Report how many lines contain the word "JSON"; answer with the number only.

- _Data to use_
______________________________

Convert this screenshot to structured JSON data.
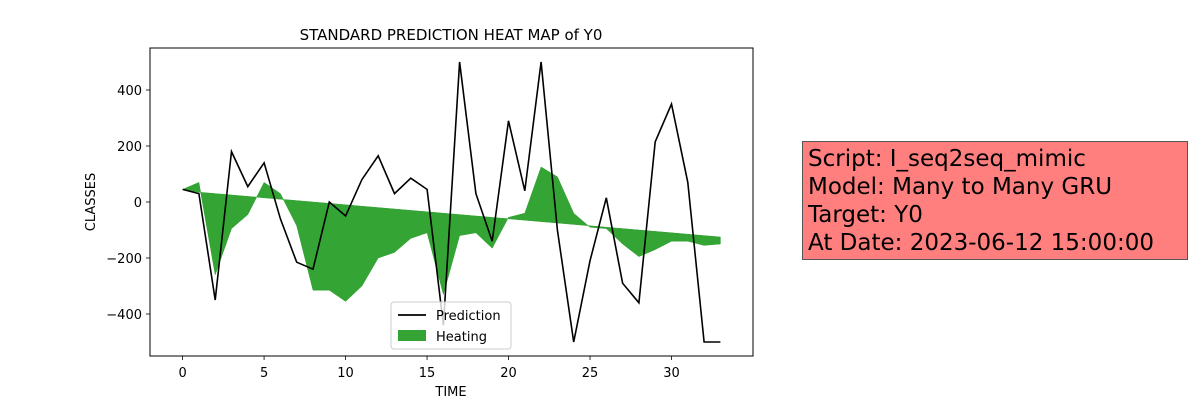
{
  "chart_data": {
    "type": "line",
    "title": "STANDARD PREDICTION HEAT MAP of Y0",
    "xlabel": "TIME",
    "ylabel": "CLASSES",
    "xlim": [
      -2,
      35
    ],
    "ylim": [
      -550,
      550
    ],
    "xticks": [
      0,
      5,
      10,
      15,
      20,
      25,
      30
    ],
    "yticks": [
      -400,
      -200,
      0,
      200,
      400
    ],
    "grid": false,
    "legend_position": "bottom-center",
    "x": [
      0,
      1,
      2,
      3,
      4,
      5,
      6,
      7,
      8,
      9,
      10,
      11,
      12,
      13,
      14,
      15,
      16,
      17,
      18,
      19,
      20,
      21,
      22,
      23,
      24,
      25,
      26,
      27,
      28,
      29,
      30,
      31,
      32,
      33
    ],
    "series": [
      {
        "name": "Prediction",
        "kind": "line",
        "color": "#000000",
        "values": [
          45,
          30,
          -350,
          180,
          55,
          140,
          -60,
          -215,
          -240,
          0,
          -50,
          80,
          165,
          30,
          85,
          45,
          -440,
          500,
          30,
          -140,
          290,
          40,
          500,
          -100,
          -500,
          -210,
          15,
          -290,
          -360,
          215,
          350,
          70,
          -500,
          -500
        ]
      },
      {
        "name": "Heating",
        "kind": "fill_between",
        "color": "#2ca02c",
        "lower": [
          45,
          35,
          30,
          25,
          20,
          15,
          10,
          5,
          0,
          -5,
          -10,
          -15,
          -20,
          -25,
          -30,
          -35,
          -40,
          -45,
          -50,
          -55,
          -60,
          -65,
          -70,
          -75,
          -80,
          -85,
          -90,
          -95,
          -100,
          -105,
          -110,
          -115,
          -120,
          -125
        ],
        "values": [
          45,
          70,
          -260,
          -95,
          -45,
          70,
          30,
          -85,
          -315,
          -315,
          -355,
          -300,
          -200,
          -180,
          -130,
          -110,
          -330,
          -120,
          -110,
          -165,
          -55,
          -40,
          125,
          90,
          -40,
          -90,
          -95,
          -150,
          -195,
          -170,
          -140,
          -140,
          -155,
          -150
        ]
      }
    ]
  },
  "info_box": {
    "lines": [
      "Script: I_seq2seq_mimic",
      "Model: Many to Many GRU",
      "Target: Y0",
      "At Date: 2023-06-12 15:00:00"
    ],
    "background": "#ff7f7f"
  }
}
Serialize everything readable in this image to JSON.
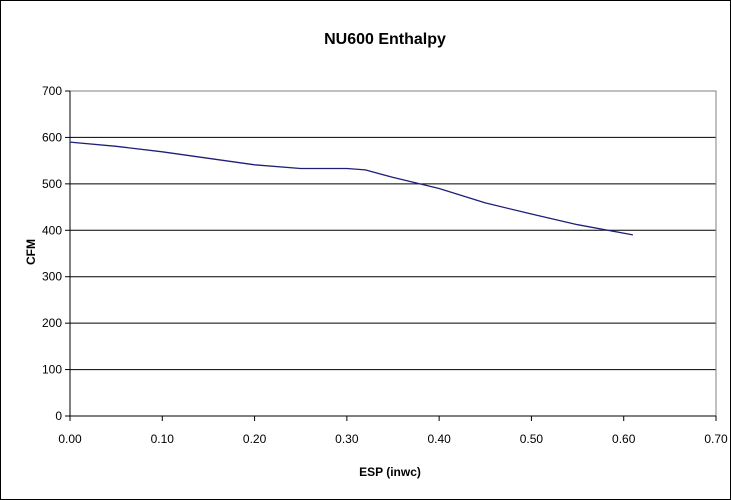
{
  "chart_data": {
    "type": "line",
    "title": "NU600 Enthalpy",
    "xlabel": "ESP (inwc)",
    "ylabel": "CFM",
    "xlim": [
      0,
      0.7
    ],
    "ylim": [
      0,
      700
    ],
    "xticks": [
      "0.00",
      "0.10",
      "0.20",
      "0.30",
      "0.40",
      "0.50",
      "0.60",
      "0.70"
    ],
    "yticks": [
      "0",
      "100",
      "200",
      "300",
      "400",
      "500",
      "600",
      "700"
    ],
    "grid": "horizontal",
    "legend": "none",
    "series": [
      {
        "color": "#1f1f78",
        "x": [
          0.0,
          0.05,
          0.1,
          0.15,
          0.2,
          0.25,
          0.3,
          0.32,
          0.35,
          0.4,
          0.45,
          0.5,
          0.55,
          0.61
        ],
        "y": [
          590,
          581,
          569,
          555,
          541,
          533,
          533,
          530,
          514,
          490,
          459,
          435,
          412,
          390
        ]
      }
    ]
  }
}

______________________________

- _Reply to the exercise_
2